Dataset records:
- - - - -
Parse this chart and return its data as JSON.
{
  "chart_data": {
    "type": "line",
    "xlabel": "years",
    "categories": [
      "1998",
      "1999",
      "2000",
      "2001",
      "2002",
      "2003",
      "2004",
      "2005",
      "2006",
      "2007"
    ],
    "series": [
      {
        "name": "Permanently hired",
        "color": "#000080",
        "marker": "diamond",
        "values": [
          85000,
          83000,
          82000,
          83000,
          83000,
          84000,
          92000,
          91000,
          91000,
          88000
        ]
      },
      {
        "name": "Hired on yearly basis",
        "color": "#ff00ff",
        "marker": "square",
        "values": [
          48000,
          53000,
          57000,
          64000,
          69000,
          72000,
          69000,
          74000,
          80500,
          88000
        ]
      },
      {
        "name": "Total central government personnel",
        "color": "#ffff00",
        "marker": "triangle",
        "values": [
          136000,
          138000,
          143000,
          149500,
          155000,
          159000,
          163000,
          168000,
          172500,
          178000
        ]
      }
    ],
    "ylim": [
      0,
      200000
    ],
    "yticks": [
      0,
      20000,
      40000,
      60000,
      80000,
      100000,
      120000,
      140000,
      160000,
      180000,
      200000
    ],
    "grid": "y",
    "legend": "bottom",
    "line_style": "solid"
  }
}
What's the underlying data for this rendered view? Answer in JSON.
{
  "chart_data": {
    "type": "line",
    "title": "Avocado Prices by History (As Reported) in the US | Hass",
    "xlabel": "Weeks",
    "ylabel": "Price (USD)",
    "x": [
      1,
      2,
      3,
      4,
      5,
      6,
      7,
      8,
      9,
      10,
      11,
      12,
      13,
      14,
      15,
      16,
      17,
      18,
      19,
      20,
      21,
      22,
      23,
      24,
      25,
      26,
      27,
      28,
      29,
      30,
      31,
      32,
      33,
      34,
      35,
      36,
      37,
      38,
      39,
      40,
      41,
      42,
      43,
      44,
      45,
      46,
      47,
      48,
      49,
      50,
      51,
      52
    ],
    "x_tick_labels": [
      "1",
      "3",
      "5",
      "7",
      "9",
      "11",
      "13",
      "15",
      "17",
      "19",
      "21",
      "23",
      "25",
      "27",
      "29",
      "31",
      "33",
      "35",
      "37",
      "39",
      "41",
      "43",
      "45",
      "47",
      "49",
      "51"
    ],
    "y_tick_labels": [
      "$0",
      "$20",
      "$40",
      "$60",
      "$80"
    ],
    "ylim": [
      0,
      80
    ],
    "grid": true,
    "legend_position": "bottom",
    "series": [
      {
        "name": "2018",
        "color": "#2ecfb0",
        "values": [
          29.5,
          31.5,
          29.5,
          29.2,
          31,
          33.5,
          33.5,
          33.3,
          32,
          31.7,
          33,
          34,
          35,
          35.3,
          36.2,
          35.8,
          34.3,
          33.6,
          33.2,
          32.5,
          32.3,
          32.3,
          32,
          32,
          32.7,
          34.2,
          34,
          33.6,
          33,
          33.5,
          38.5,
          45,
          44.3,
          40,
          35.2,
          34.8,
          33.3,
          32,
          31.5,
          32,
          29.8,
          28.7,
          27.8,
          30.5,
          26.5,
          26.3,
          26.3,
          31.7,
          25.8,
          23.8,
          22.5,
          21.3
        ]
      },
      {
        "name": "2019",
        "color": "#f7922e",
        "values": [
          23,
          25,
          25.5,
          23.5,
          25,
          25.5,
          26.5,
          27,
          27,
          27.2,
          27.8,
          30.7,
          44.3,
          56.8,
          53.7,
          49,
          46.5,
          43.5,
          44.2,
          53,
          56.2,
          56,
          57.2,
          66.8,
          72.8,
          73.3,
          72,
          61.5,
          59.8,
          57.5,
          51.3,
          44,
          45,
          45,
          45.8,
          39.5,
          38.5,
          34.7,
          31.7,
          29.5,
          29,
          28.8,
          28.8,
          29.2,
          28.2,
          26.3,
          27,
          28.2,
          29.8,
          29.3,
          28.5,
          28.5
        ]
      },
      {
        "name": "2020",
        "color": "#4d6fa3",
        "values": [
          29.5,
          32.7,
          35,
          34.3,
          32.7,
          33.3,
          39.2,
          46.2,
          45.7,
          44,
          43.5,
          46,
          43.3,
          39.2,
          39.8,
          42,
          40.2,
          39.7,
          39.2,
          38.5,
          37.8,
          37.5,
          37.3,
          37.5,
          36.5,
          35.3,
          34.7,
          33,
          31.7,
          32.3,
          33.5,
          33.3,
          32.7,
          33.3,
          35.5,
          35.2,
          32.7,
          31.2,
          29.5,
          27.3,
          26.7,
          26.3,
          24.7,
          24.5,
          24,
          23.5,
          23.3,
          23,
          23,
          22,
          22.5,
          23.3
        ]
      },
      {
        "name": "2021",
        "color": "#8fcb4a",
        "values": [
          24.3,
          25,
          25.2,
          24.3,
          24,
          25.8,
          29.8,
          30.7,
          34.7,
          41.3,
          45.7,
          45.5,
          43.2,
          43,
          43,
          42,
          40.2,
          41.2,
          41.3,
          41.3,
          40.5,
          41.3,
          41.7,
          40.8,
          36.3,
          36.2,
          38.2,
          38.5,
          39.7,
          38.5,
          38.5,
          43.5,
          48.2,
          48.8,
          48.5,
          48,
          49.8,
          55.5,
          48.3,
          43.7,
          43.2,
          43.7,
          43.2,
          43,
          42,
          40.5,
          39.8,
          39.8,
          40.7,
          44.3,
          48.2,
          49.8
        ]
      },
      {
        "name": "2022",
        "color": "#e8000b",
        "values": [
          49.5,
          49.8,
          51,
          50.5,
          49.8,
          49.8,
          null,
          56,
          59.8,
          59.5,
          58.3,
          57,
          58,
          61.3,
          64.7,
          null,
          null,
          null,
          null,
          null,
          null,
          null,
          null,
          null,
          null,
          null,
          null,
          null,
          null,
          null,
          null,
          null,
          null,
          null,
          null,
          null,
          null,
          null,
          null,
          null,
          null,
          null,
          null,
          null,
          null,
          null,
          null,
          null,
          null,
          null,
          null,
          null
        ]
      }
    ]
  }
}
- - - - -
What is needed: Identify and copy lines that hold the string "bottom".

The reply:
    "legend": "bottom",
    "legend_position": "bottom",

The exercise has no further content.